What is required
Filter these records by the string "category", copying each line that holds it.

Data entries
# # # #
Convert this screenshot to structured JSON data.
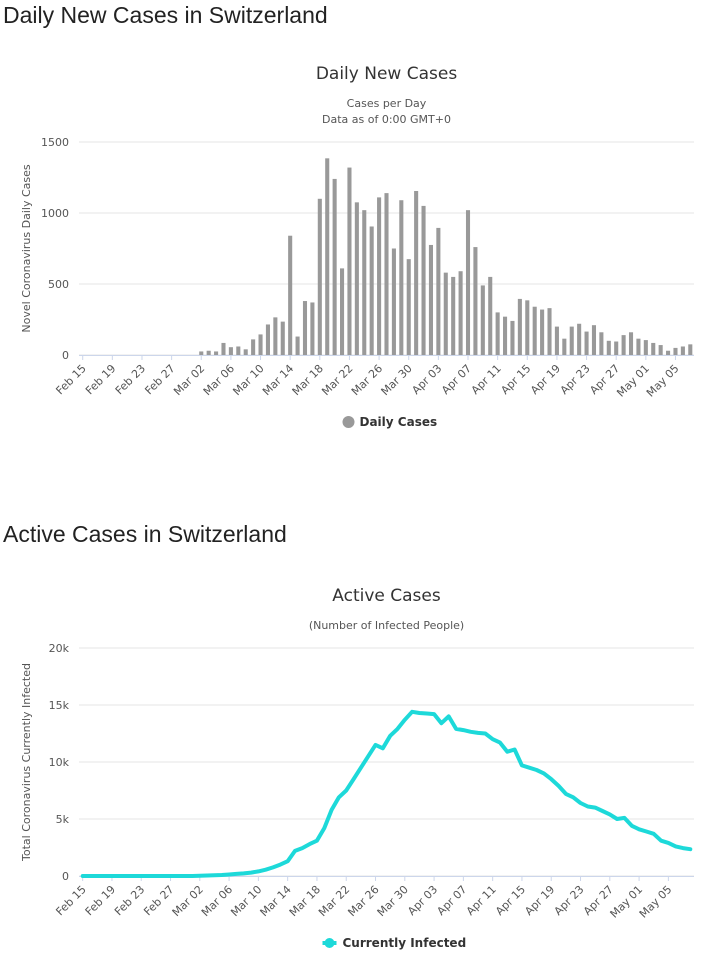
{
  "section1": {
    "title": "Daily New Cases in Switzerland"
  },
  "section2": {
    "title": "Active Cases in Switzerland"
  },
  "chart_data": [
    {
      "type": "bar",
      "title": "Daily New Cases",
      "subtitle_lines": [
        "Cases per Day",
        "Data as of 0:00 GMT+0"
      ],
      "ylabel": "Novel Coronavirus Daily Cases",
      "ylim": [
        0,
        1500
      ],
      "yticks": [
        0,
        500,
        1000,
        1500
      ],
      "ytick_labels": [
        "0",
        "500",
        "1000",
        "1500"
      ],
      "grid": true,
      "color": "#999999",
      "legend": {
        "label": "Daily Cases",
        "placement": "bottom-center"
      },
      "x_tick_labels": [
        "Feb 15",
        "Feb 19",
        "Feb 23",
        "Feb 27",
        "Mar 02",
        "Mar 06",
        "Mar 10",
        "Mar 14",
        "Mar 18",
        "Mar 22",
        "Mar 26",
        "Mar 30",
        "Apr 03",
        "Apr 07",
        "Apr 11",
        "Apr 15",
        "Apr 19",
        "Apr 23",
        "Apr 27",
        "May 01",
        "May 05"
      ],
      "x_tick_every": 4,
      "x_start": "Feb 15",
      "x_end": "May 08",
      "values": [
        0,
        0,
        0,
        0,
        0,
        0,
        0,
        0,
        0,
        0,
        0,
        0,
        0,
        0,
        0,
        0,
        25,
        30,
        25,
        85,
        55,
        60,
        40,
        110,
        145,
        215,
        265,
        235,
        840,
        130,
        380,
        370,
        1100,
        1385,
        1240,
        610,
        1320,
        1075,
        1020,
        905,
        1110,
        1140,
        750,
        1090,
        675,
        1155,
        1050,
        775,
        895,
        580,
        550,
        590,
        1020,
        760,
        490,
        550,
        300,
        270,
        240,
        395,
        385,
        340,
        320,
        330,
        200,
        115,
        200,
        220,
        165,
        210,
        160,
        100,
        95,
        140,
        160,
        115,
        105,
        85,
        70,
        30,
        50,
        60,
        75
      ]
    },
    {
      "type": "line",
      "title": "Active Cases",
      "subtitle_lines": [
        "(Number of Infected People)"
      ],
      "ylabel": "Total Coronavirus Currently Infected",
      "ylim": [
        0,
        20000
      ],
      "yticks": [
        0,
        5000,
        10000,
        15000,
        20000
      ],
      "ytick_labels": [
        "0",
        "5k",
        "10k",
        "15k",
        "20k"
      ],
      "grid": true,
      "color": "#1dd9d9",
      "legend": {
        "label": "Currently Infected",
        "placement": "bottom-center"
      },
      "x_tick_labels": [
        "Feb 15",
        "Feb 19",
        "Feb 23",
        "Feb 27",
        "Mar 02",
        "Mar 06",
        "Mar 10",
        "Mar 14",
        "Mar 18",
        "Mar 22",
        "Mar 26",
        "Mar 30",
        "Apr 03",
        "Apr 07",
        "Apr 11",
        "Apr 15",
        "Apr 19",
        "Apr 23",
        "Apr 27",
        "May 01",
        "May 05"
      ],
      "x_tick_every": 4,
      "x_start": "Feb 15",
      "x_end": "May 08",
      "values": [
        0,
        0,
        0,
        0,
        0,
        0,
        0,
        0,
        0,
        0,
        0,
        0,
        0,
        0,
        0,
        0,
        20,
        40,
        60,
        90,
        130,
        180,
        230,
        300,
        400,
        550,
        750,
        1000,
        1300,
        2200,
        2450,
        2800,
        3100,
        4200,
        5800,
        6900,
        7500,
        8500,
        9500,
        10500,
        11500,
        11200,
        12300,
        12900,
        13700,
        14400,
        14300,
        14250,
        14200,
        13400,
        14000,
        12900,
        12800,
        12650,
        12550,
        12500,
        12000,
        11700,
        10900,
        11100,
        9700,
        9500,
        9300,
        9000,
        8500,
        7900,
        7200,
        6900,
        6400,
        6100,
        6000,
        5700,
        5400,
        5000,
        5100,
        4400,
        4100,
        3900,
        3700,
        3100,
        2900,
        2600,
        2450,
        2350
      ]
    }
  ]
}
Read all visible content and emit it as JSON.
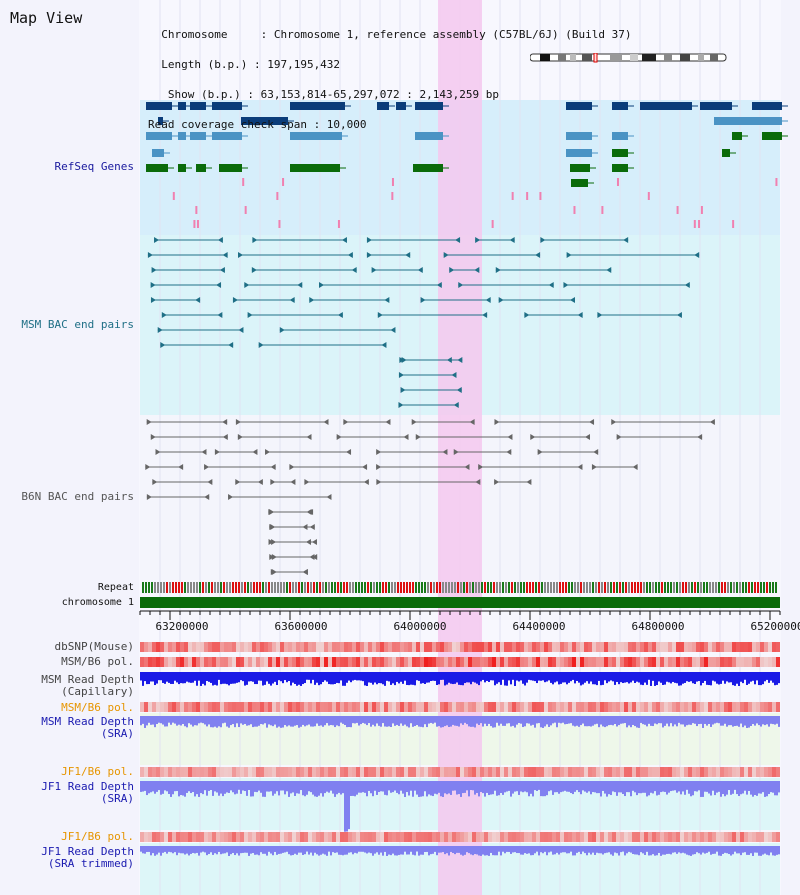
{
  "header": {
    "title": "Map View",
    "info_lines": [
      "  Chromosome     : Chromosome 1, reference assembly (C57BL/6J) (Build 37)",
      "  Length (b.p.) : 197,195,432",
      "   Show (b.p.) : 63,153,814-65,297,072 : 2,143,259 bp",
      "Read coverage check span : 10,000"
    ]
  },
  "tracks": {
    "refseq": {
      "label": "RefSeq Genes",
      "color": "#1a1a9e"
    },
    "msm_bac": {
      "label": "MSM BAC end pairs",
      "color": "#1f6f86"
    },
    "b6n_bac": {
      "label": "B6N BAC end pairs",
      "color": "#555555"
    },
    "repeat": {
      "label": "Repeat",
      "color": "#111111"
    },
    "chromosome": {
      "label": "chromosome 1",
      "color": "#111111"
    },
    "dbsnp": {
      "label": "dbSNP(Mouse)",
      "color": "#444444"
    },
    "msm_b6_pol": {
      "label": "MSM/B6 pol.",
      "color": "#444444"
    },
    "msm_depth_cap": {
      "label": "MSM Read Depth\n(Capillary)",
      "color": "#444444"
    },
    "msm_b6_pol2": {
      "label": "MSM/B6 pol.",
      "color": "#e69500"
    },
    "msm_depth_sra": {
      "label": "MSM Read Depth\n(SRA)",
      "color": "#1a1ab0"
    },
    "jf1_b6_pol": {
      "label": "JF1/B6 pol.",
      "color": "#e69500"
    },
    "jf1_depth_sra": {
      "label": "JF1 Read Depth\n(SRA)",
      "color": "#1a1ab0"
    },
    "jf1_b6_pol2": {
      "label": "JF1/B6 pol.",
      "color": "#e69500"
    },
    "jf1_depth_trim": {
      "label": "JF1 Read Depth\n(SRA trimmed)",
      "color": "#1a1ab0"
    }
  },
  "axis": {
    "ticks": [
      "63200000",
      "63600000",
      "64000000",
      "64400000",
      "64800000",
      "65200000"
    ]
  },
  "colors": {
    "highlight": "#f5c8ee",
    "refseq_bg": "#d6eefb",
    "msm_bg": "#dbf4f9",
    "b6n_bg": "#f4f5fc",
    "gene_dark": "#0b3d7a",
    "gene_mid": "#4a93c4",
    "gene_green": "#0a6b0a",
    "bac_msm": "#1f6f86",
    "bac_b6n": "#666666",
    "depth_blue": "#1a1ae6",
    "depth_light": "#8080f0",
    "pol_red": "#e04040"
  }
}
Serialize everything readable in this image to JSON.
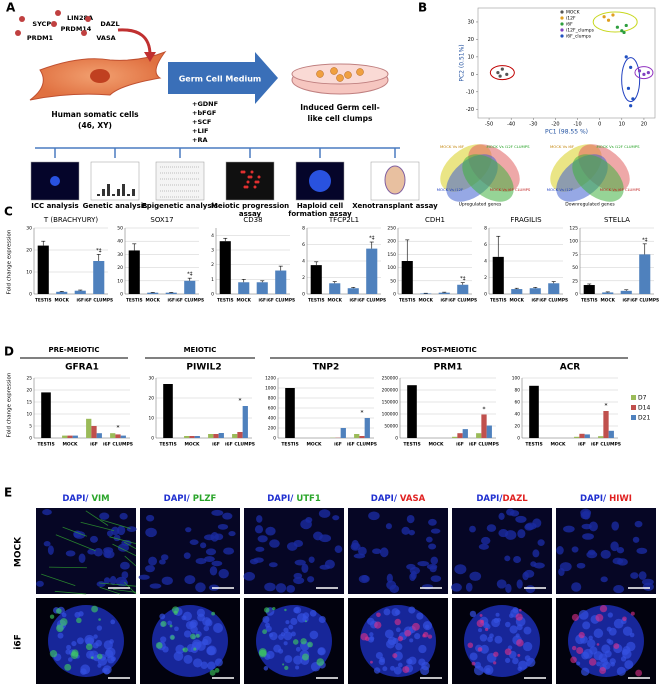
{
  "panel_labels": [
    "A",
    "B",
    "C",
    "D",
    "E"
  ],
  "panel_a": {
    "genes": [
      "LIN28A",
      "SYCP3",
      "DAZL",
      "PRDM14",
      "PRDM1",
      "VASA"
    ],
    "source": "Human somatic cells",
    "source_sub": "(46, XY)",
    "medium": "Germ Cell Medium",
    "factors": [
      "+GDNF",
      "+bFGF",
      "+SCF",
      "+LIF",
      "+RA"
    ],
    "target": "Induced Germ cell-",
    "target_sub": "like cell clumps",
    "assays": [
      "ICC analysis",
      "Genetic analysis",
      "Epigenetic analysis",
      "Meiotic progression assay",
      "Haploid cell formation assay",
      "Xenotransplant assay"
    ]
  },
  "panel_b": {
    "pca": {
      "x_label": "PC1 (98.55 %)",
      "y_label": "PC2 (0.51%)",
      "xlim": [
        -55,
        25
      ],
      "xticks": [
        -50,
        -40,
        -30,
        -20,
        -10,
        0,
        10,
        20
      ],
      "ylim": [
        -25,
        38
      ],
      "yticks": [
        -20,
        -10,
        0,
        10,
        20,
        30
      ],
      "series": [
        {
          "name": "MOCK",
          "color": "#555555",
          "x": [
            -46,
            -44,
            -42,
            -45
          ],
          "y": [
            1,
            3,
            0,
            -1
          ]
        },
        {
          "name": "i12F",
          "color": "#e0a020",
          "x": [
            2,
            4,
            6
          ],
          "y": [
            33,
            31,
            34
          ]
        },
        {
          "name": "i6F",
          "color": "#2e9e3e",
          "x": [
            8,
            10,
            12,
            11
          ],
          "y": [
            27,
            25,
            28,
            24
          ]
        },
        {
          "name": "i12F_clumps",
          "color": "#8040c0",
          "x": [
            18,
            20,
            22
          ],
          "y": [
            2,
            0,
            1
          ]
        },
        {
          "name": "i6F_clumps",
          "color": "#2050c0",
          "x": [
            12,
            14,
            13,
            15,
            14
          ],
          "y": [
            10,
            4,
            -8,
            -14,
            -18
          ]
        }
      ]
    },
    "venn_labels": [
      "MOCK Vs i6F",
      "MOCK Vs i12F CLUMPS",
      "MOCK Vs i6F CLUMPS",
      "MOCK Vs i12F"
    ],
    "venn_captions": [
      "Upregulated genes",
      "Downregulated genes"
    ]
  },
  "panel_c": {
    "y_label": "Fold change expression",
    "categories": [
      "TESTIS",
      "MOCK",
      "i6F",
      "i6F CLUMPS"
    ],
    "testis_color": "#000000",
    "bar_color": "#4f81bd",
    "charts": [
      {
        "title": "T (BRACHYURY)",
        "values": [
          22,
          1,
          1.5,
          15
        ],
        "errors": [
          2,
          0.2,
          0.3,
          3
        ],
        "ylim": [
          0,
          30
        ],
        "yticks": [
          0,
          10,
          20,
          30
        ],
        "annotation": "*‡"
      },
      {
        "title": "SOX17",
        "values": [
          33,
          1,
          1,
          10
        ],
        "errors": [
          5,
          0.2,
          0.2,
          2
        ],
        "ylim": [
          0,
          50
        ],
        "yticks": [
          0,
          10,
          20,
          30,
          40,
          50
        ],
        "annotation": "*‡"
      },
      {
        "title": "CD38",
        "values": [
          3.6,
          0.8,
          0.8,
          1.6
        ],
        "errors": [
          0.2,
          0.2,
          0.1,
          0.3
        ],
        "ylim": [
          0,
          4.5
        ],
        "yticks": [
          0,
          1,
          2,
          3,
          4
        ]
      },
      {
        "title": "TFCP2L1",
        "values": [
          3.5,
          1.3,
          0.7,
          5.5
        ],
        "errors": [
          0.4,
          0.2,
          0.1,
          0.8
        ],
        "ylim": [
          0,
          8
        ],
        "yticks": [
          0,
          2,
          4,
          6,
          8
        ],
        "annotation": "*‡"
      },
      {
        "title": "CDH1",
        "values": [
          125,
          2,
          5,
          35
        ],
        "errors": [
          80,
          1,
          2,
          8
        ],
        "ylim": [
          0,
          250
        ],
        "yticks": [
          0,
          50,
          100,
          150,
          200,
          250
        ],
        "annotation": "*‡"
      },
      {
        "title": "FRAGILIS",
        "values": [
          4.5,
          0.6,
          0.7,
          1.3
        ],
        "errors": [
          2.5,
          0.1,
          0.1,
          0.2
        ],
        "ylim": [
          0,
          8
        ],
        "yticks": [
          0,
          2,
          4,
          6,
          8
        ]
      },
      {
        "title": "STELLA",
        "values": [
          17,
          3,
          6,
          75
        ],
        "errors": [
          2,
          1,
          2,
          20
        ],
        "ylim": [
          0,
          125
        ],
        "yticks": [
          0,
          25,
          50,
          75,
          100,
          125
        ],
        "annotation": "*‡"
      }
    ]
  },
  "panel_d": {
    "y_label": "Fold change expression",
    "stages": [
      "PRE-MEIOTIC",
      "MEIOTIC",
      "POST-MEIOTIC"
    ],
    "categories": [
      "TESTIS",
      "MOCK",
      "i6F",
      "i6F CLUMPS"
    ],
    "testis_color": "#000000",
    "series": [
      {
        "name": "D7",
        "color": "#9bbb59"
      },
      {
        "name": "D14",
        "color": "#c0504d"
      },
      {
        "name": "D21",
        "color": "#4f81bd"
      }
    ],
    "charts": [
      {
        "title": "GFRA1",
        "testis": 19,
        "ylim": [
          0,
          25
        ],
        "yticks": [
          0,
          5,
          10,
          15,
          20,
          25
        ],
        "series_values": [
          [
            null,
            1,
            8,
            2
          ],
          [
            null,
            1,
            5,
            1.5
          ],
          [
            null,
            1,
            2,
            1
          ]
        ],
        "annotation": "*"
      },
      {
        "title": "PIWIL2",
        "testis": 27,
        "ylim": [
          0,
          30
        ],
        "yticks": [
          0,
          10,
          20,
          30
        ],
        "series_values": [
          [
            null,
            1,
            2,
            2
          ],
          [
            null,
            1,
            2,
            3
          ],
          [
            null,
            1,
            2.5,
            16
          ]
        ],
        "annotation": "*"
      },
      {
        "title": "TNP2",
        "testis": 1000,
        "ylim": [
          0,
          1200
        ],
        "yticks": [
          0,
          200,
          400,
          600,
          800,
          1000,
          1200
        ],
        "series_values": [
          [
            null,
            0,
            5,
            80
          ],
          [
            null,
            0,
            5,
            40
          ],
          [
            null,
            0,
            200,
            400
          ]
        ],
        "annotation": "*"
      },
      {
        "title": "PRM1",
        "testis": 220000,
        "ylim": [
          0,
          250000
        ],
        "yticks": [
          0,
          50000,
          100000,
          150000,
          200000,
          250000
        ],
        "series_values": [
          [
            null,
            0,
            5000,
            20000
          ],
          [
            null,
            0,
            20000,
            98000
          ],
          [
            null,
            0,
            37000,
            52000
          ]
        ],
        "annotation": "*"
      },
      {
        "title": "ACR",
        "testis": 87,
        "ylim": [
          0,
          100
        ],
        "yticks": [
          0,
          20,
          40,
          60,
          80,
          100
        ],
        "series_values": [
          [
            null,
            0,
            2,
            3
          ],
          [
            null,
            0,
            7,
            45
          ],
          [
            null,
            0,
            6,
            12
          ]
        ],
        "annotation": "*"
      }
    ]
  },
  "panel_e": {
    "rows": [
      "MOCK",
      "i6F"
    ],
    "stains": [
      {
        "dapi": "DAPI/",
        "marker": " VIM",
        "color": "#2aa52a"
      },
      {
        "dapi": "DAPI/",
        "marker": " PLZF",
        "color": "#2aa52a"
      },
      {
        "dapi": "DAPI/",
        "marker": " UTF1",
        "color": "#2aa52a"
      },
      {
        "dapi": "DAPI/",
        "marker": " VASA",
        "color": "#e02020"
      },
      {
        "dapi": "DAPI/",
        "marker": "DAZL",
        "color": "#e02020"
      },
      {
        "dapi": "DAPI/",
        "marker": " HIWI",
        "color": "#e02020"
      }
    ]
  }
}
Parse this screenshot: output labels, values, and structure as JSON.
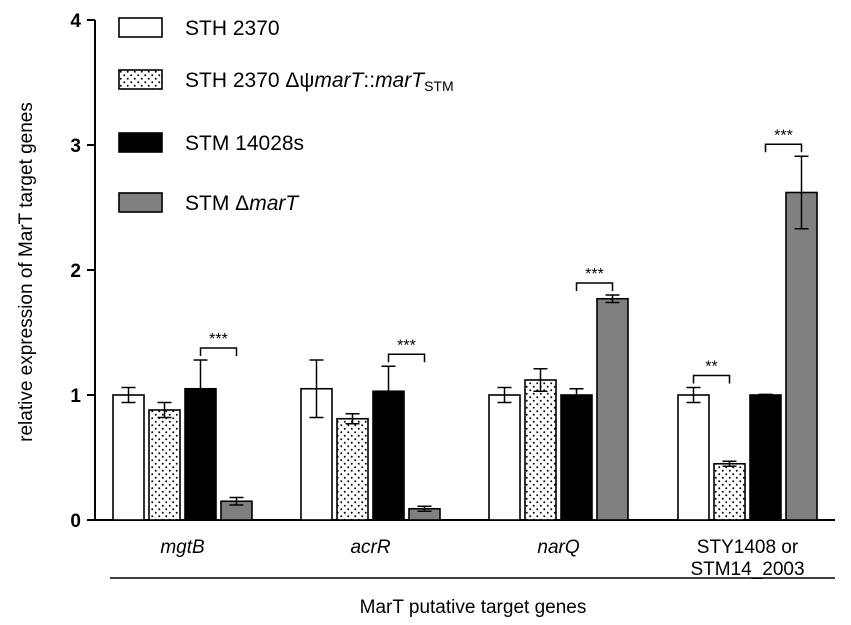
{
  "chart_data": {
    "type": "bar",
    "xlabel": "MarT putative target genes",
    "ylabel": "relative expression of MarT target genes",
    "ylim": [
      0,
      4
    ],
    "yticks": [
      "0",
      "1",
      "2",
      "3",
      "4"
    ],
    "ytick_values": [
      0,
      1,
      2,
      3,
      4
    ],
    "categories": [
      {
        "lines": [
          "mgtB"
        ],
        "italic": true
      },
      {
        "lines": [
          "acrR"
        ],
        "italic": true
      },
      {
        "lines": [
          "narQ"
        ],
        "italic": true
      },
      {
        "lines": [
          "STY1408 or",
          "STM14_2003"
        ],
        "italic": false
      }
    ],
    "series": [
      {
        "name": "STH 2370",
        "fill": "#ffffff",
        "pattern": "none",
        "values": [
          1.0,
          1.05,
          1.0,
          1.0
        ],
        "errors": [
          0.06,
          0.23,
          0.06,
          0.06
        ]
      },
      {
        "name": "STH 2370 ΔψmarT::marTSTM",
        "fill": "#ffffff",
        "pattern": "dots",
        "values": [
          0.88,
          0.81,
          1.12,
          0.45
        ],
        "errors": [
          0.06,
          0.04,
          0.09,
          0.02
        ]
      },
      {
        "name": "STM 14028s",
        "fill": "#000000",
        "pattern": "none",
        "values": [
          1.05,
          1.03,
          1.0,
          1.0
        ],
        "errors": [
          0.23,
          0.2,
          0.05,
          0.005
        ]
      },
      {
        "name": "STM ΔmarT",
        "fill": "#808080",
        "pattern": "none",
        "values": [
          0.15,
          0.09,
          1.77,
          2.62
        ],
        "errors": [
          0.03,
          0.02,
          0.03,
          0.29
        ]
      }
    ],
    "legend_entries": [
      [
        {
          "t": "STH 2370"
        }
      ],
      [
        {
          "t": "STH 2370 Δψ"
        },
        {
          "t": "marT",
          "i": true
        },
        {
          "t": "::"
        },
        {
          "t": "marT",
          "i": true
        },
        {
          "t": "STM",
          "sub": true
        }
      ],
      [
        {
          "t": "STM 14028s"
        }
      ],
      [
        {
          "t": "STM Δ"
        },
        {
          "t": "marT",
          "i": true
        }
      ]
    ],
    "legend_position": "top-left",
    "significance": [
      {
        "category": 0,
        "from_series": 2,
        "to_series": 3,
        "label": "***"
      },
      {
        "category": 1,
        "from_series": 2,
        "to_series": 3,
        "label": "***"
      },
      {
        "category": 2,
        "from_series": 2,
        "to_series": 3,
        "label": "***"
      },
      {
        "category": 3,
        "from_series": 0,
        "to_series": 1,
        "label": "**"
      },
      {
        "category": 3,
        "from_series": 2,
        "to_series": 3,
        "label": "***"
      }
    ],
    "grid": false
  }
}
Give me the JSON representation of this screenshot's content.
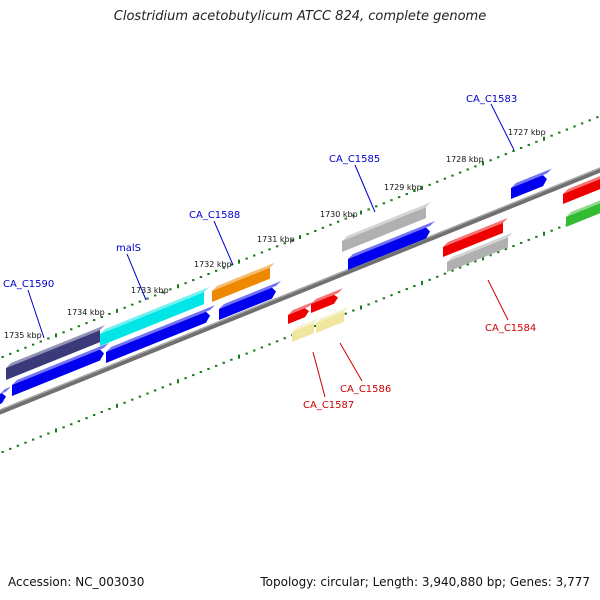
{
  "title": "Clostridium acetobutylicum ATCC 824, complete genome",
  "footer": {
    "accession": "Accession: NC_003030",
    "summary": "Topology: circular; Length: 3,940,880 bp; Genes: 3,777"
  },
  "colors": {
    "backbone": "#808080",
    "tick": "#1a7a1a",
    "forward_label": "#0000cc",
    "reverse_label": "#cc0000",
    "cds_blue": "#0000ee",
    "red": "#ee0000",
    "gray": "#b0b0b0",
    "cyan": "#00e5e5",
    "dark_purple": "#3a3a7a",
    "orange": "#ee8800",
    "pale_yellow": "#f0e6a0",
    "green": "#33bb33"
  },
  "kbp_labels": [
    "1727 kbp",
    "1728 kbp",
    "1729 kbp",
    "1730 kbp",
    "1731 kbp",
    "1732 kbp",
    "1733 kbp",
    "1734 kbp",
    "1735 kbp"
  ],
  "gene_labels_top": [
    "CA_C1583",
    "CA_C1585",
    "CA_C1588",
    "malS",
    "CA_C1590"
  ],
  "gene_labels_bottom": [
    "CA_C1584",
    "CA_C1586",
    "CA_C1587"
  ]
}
# # # #
Your response
        "category": 0,
        "category": 1,
        "category": 2,
        "category": 3,
        "category": 3,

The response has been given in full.